··· Records to use ···
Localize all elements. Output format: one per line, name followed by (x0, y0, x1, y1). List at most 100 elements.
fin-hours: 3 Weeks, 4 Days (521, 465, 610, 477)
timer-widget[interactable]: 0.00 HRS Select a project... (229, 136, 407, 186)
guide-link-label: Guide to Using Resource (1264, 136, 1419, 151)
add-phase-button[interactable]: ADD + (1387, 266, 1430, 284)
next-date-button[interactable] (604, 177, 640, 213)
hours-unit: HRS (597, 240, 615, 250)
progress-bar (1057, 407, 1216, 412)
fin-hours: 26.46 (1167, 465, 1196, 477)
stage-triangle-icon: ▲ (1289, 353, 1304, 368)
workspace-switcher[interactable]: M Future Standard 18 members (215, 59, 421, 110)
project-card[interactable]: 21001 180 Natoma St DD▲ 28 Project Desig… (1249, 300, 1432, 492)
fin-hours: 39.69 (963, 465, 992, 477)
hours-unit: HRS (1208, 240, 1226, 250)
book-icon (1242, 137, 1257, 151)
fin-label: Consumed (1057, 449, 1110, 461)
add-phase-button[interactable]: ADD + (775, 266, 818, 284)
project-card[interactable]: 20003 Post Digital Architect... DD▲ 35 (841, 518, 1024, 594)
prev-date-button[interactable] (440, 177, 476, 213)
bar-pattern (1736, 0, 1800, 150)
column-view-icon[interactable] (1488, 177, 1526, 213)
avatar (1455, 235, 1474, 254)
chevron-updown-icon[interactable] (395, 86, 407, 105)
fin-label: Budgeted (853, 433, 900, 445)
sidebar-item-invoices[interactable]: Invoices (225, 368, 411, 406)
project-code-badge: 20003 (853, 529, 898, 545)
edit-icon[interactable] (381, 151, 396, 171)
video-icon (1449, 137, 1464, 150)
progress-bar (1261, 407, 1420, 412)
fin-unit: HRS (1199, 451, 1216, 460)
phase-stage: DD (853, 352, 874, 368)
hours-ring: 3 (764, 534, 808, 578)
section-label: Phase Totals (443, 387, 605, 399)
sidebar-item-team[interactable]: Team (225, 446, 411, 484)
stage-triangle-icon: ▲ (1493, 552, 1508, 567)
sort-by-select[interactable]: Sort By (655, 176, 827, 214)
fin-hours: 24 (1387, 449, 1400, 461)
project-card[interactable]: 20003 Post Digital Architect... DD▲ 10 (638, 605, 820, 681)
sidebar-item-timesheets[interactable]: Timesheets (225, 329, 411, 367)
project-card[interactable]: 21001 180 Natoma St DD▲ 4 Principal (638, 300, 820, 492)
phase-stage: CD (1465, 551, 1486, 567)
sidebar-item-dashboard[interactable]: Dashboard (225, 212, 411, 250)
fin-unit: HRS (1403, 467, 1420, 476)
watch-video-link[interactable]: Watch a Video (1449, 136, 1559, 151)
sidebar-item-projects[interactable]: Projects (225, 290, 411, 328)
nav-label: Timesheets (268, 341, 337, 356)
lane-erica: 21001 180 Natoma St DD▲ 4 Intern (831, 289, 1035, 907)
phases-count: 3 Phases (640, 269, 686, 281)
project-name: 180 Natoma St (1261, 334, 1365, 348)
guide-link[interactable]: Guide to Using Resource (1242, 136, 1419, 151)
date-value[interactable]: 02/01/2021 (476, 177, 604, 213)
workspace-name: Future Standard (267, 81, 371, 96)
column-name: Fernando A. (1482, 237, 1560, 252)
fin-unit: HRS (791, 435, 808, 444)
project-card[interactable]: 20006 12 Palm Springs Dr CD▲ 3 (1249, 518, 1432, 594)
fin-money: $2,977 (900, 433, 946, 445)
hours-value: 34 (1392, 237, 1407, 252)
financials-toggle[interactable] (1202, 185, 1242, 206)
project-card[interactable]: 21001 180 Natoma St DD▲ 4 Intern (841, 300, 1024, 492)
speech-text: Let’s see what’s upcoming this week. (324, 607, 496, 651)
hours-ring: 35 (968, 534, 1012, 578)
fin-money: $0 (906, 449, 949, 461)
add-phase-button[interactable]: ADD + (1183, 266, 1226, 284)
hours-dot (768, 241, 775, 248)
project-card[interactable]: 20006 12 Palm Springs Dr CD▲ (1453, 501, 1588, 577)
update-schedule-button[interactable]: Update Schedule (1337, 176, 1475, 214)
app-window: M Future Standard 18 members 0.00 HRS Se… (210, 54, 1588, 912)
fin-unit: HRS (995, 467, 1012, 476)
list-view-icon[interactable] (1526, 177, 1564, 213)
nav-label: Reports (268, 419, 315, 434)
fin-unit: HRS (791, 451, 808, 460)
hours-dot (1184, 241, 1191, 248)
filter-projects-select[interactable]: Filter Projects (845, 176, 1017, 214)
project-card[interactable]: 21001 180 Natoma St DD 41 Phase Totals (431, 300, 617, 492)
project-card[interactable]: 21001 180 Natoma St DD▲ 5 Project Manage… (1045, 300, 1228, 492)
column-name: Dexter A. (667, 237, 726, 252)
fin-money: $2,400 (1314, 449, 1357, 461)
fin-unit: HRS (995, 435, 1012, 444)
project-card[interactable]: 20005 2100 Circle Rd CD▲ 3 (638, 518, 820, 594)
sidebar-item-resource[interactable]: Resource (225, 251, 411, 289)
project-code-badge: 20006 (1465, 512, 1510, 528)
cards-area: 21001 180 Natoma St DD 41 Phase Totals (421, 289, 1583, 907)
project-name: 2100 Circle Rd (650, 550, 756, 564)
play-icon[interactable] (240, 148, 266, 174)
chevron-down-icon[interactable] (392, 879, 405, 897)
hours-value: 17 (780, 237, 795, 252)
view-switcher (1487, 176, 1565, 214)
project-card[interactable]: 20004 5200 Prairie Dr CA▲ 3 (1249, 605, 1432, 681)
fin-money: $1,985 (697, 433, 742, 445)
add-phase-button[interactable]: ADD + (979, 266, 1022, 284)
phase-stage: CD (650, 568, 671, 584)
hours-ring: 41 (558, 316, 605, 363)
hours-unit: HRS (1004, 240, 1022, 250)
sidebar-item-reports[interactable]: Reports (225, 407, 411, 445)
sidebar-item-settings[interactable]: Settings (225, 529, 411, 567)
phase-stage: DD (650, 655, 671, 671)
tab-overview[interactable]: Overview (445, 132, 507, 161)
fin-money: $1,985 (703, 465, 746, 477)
···
Put the records above into a numbered list, leaving out blank lines, for the stretch from the start of the records through the line containing "next-date-button[interactable] (604, 177, 640, 213)".

1. Localize all elements. Output format: one per line, name followed by (x0, y0, x1, y1). List at most 100 elements.
2. fin-hours: 3 Weeks, 4 Days (521, 465, 610, 477)
3. timer-widget[interactable]: 0.00 HRS Select a project... (229, 136, 407, 186)
4. guide-link-label: Guide to Using Resource (1264, 136, 1419, 151)
5. add-phase-button[interactable]: ADD + (1387, 266, 1430, 284)
6. next-date-button[interactable] (604, 177, 640, 213)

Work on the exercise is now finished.